Extracted records:
————————

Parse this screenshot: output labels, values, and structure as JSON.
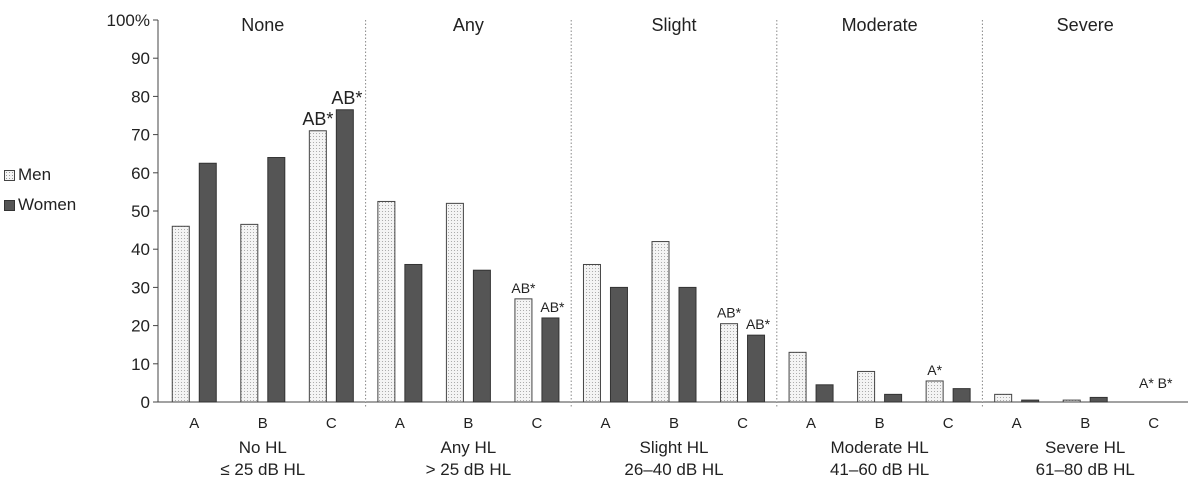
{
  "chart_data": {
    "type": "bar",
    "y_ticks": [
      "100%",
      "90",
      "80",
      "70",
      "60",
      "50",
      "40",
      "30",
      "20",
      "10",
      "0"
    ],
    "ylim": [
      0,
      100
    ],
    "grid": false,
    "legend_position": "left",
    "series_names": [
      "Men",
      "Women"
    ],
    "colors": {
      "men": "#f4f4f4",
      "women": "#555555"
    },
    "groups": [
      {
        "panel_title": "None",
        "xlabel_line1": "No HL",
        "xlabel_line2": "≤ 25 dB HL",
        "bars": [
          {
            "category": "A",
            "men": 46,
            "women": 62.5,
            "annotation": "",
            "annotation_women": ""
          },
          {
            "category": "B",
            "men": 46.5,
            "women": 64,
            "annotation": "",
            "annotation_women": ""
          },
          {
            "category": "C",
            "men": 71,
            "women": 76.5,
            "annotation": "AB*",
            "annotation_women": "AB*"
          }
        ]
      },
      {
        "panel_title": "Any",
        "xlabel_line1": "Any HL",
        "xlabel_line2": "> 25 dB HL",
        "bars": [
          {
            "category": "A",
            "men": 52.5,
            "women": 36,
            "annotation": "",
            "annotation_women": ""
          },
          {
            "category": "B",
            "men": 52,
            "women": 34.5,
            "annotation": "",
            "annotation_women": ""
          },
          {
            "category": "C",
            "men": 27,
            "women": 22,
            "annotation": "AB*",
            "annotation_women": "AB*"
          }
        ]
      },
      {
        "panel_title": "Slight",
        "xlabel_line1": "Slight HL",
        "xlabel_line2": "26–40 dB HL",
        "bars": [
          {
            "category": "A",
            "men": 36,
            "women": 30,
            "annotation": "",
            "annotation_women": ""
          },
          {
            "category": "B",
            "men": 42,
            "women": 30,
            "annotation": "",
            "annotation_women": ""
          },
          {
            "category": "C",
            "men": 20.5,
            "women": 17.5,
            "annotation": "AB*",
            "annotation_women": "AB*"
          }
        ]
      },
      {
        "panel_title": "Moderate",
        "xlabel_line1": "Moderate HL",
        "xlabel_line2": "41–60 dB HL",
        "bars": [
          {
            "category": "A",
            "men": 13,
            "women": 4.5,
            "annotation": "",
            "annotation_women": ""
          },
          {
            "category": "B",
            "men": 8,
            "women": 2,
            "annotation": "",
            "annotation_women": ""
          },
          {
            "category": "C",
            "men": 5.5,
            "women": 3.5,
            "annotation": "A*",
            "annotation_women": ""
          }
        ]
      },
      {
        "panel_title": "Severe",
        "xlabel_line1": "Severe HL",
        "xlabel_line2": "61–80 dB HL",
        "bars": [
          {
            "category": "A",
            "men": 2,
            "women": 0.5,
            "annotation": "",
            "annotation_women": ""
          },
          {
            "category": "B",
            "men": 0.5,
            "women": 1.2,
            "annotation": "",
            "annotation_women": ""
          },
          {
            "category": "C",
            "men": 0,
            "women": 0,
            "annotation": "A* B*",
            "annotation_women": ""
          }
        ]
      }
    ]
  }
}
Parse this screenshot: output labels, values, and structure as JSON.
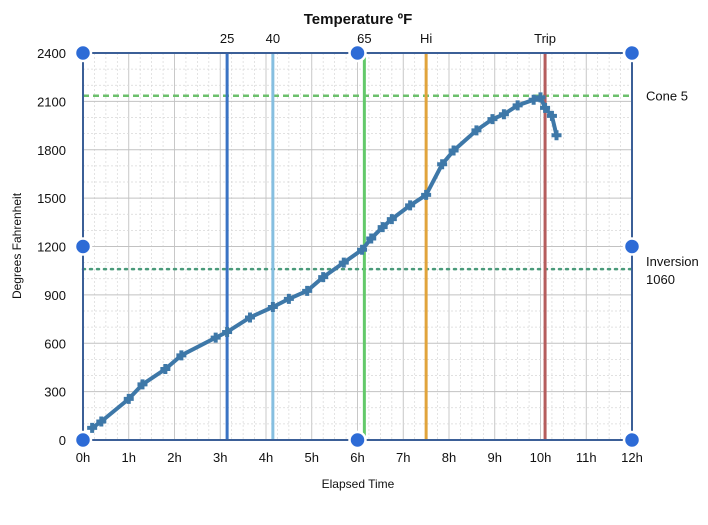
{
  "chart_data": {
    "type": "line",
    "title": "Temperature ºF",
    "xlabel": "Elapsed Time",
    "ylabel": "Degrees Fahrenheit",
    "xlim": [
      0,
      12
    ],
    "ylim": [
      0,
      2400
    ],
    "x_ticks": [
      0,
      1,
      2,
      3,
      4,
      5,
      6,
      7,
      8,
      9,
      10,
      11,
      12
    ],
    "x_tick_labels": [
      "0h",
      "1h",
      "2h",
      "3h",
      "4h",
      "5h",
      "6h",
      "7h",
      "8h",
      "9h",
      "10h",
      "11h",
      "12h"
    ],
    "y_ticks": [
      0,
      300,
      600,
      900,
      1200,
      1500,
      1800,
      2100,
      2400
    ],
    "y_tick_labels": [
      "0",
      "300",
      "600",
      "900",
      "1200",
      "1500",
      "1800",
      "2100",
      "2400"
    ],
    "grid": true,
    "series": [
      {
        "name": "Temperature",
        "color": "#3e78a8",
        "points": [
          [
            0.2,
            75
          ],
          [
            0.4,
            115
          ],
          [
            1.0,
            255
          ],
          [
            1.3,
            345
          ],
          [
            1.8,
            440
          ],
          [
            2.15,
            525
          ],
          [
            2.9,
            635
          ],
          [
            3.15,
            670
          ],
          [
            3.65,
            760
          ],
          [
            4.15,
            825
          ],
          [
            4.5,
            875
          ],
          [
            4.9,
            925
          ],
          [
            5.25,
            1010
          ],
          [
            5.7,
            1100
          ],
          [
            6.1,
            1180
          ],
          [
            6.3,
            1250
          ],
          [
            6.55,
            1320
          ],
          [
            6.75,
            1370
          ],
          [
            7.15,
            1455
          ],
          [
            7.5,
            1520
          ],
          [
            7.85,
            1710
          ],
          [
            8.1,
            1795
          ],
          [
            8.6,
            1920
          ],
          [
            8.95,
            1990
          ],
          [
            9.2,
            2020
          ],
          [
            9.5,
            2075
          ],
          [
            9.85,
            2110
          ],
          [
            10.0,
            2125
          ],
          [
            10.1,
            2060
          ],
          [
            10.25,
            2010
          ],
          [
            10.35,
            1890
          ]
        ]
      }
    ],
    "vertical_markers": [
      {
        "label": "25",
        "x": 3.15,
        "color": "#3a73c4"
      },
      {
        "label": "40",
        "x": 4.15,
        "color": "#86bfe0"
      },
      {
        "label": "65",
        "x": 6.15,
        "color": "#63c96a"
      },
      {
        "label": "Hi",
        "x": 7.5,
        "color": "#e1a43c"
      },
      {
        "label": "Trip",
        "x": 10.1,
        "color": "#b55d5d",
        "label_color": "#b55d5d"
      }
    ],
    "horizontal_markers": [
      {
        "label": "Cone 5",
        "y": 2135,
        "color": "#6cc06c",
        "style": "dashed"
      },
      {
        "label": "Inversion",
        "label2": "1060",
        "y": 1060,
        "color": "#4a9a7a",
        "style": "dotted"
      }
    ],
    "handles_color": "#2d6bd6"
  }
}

————————

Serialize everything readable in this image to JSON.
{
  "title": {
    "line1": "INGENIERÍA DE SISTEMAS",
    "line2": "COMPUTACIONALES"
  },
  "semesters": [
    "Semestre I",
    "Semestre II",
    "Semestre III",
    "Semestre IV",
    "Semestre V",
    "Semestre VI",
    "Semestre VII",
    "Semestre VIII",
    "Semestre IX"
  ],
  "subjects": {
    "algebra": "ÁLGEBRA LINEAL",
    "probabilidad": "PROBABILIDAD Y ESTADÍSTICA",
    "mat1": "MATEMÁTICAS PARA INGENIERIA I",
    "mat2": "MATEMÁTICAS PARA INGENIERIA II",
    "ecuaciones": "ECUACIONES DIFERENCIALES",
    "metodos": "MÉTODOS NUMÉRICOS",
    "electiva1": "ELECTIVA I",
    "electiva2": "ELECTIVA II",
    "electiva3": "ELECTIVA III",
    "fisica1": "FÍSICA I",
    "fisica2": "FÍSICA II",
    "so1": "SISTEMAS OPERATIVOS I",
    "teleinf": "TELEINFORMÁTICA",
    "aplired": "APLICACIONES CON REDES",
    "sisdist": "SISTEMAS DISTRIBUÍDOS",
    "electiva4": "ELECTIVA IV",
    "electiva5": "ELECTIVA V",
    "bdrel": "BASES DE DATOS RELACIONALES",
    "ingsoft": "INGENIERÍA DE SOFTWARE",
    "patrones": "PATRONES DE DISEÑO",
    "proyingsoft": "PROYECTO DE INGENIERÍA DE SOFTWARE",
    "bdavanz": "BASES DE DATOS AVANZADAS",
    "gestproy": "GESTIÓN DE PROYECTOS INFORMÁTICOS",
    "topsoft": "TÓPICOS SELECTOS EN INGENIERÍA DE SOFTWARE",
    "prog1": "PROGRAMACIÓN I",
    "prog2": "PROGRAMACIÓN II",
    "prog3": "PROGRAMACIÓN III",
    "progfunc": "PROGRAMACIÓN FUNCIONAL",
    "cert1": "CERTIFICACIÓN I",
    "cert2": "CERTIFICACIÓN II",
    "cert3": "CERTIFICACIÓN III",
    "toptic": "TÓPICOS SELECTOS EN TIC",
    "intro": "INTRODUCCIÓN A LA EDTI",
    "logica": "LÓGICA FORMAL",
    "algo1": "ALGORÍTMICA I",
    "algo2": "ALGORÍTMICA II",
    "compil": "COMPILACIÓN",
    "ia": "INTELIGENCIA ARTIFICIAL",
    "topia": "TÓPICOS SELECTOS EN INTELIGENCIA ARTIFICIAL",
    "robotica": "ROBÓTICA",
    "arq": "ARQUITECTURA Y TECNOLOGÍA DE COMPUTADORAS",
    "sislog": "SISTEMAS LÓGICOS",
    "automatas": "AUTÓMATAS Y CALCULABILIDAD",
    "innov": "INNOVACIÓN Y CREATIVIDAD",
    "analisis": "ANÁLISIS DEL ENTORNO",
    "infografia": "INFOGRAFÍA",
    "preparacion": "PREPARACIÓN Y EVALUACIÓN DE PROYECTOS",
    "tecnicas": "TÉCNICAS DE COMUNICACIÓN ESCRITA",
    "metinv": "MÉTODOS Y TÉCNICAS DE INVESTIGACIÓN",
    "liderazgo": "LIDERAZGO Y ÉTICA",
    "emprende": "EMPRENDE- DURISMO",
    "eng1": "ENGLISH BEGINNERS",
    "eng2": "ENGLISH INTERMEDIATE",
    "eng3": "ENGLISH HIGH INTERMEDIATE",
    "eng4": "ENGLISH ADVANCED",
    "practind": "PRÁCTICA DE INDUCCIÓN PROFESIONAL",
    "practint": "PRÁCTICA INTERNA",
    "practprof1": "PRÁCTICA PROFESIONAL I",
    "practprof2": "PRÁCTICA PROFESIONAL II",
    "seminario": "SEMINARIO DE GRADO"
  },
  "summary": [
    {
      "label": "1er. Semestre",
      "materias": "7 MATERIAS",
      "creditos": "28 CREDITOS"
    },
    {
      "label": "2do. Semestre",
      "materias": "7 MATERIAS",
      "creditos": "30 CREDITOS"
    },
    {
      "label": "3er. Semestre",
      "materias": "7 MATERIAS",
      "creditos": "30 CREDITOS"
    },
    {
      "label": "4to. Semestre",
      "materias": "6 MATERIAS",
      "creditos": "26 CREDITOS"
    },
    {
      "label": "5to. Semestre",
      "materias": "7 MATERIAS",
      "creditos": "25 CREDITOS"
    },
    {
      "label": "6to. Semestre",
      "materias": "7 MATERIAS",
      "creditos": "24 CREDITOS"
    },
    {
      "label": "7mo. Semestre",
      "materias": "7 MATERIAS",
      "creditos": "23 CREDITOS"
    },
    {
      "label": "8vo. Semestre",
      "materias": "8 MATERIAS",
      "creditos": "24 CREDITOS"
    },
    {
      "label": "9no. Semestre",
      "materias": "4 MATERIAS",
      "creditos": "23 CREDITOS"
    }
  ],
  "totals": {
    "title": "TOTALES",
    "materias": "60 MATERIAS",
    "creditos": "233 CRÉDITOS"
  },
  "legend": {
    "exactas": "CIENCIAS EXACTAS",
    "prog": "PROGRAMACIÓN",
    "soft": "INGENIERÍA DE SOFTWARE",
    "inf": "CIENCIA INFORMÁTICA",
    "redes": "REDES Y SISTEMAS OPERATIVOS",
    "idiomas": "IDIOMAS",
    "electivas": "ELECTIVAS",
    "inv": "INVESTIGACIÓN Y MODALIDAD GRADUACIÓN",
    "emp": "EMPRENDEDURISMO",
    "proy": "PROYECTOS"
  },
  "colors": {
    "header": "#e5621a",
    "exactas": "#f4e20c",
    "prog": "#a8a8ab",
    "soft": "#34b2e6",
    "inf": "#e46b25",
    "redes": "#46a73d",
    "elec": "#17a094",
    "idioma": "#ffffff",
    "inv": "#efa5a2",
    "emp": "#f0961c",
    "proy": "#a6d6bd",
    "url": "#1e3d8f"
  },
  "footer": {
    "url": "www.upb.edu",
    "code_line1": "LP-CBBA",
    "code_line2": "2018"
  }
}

————————

▸ WORK INSTRUCTIONS:
Of the lines above, how many contain the word "BASES"? Provide the number and nothing else.

▸ RESULT FOR THIS EXERCISE:
2